# [To be done]
Copy every line from the records below that holds the word "Read".

--- begin Source material ---

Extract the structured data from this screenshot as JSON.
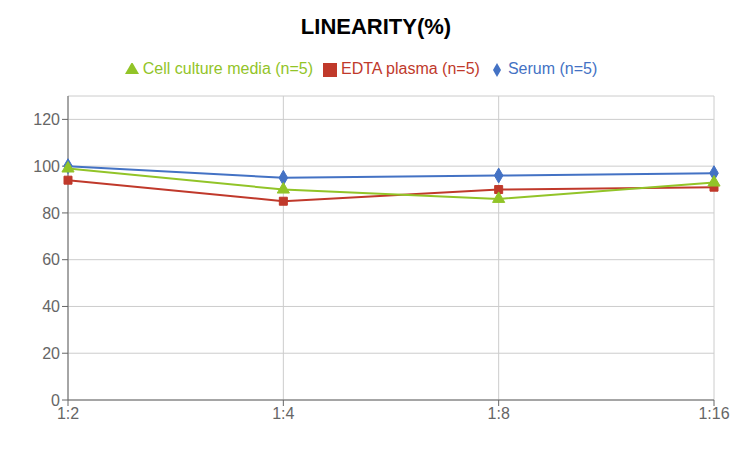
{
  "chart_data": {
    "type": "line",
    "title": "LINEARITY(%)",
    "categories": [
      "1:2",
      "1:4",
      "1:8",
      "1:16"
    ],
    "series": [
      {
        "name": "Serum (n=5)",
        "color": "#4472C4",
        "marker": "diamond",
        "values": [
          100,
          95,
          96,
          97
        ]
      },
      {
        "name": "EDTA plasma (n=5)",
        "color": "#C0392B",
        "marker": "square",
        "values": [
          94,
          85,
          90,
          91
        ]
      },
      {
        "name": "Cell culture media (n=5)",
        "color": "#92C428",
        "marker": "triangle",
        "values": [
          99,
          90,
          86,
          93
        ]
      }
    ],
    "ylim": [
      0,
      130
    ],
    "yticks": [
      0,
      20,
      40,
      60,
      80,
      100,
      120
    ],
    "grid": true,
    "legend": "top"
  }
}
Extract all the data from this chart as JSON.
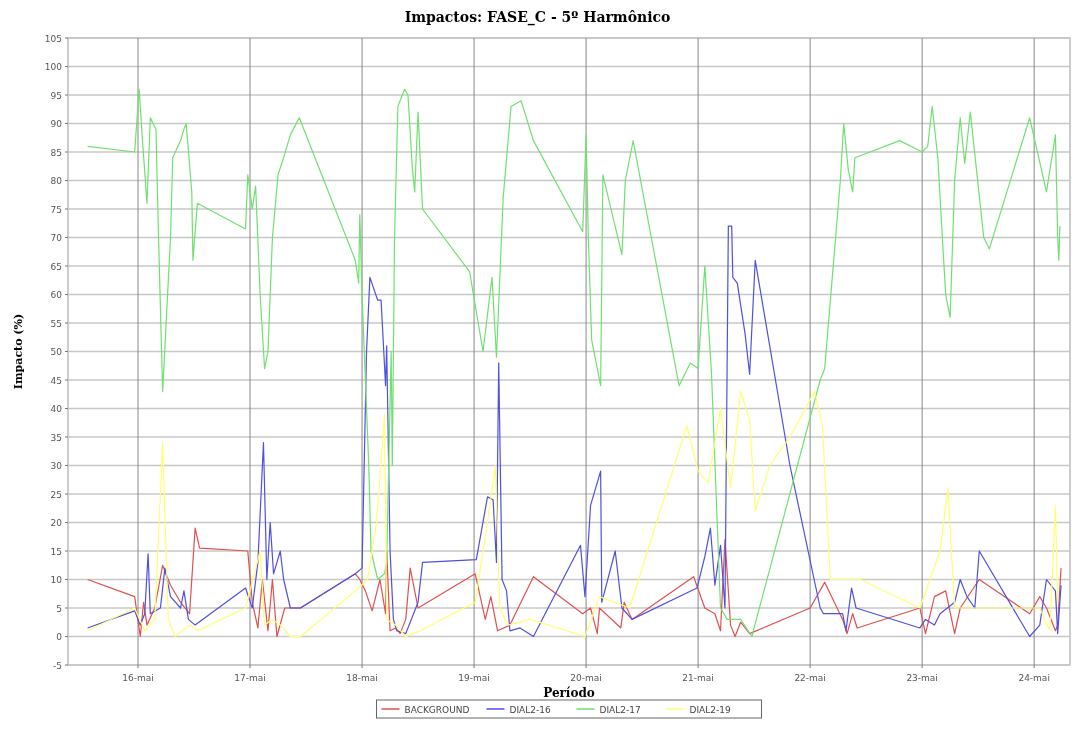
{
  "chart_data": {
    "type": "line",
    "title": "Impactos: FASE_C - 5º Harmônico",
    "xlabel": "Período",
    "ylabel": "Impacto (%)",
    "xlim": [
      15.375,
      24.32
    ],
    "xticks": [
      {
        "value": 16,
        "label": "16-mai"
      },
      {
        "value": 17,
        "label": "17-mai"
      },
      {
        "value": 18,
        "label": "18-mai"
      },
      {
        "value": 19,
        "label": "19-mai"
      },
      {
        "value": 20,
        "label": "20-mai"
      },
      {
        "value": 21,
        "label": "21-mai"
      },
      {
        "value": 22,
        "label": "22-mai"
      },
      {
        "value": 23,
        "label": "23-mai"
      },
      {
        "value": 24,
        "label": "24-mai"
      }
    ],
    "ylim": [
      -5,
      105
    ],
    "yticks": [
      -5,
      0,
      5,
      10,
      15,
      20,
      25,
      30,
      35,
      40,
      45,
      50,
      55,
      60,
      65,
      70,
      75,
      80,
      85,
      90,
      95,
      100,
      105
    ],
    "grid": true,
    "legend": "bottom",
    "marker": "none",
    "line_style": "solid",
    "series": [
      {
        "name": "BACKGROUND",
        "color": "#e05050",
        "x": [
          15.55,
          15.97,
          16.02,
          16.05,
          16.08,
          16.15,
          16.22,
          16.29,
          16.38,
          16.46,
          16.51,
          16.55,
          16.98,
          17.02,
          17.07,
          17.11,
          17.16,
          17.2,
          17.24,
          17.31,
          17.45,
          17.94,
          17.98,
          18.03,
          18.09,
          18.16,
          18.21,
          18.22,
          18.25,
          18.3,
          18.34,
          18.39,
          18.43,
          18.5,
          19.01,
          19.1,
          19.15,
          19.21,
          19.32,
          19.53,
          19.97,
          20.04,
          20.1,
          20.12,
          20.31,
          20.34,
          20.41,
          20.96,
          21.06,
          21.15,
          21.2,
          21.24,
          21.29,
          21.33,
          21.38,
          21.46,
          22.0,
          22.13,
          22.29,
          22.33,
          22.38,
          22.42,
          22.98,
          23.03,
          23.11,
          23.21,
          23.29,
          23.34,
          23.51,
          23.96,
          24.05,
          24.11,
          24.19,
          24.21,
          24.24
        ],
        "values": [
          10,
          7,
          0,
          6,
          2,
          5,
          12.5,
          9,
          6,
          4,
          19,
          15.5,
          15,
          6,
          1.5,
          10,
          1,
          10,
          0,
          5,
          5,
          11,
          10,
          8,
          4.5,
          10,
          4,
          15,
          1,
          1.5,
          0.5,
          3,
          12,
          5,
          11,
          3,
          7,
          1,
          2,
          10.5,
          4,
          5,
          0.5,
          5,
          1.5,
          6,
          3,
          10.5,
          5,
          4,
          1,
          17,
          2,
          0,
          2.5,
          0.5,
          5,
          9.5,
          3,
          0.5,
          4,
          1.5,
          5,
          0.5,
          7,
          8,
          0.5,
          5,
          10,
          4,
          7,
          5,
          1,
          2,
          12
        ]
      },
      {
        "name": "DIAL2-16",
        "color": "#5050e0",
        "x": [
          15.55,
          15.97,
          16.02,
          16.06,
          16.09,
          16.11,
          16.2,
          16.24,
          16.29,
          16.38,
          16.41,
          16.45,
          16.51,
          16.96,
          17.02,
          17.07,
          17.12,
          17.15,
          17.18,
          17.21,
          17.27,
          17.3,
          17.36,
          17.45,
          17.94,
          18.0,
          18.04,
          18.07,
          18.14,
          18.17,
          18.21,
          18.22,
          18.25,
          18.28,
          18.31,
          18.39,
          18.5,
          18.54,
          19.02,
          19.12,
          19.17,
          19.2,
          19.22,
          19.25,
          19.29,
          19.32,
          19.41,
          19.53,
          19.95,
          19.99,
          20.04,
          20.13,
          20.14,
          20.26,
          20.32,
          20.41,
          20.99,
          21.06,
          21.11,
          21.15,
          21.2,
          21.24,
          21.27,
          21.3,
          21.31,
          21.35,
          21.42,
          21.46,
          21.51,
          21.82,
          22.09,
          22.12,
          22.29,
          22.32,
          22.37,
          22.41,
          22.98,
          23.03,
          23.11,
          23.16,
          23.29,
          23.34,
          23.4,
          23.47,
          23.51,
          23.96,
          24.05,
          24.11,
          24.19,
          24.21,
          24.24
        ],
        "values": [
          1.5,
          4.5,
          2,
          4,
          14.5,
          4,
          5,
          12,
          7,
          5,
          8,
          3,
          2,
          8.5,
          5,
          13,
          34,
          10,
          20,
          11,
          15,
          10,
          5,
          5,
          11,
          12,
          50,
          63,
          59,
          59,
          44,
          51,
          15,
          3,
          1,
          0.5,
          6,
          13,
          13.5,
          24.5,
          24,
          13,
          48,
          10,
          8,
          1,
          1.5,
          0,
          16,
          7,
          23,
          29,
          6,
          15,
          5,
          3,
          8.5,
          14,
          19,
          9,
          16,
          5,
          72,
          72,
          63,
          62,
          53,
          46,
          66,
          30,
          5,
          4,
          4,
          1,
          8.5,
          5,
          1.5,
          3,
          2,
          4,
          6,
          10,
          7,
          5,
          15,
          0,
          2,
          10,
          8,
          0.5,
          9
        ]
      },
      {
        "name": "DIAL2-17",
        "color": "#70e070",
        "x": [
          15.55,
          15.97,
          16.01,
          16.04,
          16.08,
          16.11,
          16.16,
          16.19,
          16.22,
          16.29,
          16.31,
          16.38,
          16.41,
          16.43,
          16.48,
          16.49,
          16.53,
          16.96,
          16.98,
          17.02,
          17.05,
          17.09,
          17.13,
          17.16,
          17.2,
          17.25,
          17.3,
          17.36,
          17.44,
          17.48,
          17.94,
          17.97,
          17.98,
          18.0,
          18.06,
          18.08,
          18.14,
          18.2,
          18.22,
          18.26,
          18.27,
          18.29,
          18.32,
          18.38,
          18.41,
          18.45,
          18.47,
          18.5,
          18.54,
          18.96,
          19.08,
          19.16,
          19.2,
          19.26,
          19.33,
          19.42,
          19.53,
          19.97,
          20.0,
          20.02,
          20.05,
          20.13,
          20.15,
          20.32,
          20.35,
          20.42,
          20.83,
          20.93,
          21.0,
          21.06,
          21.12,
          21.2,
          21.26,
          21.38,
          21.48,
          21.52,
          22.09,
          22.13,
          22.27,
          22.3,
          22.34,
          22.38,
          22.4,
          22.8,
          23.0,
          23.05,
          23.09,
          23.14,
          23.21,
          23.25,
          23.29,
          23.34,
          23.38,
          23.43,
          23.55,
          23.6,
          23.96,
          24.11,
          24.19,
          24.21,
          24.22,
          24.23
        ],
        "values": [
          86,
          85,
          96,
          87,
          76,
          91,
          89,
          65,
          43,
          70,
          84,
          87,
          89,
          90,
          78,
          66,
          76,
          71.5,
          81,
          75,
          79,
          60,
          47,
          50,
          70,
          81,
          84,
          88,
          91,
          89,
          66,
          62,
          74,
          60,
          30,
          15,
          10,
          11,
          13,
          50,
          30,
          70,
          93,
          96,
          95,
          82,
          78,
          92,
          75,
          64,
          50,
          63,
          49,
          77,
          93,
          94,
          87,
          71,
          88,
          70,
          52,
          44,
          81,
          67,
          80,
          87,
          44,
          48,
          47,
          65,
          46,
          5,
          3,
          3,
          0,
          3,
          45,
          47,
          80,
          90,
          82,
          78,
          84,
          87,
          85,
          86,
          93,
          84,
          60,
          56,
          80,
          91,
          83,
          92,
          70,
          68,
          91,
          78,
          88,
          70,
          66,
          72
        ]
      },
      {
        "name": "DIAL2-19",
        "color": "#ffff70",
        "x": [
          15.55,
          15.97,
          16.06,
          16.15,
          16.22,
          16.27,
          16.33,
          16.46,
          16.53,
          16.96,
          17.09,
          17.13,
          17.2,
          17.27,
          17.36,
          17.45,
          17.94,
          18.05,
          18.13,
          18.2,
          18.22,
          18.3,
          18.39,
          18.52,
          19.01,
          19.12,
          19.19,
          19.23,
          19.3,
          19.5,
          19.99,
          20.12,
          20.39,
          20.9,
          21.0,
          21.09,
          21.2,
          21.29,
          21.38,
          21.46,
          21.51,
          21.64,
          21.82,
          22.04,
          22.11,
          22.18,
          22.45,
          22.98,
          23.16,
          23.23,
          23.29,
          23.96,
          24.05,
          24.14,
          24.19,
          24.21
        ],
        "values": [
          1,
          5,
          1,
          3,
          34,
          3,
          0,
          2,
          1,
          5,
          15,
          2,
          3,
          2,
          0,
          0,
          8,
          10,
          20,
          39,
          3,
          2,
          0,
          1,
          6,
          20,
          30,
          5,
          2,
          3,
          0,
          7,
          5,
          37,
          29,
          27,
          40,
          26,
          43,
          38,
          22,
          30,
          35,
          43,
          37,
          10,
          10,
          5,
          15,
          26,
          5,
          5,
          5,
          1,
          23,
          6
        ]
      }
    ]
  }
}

--- end Source material ---
--- begin Source material ---

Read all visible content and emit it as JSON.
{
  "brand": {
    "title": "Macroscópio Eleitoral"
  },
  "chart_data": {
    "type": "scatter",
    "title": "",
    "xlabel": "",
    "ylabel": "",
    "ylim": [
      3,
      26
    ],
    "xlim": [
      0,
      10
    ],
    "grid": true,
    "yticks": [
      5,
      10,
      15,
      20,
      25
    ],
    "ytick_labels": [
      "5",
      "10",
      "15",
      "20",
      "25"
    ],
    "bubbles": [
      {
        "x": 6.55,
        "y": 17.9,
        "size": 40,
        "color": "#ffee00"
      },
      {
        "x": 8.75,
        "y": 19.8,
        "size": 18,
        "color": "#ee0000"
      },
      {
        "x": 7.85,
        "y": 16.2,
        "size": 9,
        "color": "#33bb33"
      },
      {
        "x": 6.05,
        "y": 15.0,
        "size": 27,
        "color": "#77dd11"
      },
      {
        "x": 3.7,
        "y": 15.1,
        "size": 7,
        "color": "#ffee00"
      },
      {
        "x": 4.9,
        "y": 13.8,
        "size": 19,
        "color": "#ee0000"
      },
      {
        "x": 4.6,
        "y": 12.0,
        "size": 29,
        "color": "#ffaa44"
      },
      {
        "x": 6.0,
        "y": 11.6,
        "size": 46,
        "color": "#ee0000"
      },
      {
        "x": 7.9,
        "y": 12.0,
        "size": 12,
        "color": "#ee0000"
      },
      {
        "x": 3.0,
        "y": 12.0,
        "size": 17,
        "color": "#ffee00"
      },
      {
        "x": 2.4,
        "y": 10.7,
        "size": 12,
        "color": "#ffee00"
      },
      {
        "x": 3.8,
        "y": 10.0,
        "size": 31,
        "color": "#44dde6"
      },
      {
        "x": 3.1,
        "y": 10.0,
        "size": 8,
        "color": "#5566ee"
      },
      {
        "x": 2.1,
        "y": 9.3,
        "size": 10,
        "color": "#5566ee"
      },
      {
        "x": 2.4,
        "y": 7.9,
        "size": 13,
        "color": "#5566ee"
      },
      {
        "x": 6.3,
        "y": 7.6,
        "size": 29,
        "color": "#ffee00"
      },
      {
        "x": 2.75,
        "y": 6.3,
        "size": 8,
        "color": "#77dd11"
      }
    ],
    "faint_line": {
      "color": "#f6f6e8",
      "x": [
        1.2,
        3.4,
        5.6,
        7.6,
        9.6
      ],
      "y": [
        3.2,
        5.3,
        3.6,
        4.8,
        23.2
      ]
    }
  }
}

--- end Source material ---
--- begin Source material ---

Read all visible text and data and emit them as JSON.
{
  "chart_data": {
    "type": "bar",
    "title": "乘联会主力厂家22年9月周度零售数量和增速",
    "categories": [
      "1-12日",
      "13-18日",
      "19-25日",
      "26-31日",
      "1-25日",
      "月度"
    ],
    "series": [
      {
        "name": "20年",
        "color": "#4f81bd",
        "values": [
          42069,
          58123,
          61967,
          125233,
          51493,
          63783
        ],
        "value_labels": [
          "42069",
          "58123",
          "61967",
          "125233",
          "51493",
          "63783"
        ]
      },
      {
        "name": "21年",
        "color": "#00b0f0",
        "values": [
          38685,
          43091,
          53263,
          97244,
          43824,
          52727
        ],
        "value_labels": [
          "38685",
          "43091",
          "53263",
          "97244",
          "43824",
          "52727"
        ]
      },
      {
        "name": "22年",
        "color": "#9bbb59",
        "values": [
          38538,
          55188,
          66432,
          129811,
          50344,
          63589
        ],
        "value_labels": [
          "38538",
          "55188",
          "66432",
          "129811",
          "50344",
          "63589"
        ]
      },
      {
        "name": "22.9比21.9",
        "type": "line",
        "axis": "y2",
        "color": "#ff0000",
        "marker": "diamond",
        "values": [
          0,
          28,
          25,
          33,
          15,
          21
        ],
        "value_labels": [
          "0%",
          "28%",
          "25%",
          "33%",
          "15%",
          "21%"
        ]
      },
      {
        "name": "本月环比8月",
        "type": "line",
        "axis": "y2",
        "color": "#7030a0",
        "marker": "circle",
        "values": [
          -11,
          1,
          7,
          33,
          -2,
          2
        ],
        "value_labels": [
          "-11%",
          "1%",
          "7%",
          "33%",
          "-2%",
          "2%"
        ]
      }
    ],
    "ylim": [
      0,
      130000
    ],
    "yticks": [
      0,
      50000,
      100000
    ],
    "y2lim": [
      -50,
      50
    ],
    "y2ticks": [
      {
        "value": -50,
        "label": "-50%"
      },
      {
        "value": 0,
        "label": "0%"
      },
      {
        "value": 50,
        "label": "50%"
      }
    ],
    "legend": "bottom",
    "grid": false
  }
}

--- end Source material ---

# [Output]
Read all visible content and emit it as JSON.
Read all visible text and data and emit them as JSON.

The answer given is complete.